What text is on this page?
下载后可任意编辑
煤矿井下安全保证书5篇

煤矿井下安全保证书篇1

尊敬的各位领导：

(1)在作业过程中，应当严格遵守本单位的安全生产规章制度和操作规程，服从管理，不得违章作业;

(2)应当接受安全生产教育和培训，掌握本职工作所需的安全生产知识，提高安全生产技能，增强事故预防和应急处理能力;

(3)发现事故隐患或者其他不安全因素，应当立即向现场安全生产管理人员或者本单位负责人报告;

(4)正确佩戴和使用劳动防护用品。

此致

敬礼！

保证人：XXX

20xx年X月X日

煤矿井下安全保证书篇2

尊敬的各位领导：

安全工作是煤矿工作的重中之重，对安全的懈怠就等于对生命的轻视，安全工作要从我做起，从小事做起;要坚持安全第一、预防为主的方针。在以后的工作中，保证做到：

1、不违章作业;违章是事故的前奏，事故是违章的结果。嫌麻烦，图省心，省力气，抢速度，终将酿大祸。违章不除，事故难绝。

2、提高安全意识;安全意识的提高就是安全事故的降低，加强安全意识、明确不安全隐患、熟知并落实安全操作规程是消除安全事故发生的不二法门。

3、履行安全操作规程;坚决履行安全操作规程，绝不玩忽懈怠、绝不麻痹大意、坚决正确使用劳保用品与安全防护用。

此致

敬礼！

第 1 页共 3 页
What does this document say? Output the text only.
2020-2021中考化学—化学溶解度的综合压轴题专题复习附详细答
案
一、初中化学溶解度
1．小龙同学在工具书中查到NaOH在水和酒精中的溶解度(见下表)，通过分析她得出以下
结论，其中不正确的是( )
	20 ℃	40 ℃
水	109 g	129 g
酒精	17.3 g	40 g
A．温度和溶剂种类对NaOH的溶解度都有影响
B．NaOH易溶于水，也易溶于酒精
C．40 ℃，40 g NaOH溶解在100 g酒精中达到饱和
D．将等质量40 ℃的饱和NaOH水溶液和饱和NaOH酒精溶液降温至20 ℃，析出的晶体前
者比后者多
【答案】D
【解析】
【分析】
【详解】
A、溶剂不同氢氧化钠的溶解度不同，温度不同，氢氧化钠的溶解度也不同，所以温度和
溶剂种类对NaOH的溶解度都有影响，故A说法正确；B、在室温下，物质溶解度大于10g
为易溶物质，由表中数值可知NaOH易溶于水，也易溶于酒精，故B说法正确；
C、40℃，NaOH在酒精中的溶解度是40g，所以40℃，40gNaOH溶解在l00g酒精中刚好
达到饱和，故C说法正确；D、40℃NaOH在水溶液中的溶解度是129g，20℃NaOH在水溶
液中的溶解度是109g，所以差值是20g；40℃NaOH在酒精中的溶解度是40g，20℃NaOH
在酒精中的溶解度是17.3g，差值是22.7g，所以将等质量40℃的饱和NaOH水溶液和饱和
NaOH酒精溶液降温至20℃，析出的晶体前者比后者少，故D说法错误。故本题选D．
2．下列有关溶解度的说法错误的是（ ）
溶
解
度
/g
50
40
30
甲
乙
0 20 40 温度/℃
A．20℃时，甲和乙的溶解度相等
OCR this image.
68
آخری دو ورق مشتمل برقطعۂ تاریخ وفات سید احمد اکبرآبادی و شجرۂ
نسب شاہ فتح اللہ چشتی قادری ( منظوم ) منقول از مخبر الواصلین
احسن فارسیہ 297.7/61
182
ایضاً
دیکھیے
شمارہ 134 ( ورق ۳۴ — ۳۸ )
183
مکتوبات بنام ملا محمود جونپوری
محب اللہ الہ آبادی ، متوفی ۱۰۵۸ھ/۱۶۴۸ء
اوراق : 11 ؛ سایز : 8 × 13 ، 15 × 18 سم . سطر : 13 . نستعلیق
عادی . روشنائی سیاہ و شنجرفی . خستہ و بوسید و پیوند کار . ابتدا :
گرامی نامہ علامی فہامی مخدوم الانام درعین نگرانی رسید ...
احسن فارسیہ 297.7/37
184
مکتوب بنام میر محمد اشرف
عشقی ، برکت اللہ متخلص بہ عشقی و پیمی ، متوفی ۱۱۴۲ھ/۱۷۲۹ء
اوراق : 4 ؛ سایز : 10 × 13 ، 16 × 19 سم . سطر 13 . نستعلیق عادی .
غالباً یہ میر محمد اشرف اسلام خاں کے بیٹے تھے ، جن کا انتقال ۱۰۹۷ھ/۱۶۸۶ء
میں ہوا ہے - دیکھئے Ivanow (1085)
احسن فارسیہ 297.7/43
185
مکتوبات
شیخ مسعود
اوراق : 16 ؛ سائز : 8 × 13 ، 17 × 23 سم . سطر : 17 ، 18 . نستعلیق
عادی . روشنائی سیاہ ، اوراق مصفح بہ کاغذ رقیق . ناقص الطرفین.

---

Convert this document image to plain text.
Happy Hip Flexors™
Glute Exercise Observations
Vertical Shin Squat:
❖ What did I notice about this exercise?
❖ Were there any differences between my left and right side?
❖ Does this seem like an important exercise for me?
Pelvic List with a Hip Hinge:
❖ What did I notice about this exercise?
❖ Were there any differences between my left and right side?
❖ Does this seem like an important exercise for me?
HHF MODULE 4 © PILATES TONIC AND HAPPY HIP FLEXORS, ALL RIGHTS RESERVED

...

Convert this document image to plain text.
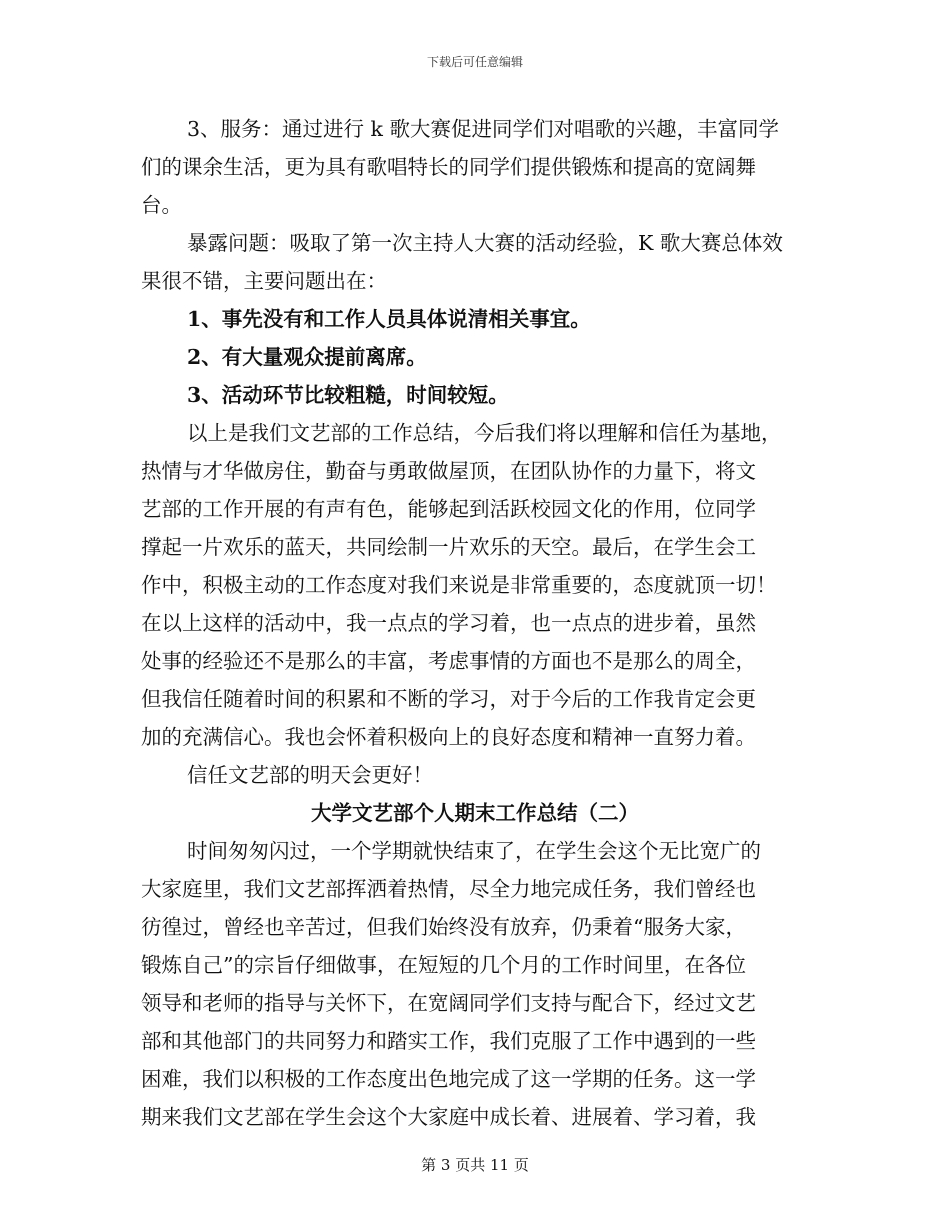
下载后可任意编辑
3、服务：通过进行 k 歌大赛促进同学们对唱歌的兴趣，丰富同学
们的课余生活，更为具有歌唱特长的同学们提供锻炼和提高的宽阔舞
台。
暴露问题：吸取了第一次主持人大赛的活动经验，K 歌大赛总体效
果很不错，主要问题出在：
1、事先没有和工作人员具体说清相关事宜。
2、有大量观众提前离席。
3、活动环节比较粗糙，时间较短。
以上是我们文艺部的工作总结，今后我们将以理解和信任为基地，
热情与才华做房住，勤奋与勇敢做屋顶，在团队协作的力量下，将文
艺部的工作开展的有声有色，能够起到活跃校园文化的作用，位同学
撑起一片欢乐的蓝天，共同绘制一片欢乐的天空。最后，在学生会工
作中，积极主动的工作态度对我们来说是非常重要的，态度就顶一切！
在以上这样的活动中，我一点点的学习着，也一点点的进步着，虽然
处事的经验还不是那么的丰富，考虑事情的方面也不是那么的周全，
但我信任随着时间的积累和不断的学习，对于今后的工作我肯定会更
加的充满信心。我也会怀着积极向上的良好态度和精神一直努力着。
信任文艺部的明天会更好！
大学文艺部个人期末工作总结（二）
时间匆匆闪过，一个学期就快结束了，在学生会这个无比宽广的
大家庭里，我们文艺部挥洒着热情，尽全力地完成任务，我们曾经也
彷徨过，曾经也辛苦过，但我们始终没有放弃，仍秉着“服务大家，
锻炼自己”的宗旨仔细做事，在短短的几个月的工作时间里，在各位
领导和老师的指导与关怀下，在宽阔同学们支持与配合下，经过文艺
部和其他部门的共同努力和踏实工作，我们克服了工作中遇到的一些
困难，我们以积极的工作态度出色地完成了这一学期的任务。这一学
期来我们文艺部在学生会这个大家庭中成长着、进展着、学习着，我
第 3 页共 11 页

▶ Short task: Your reply is one number: how many lines of the records above contain the word "محمد".

▶ Exercise response: 2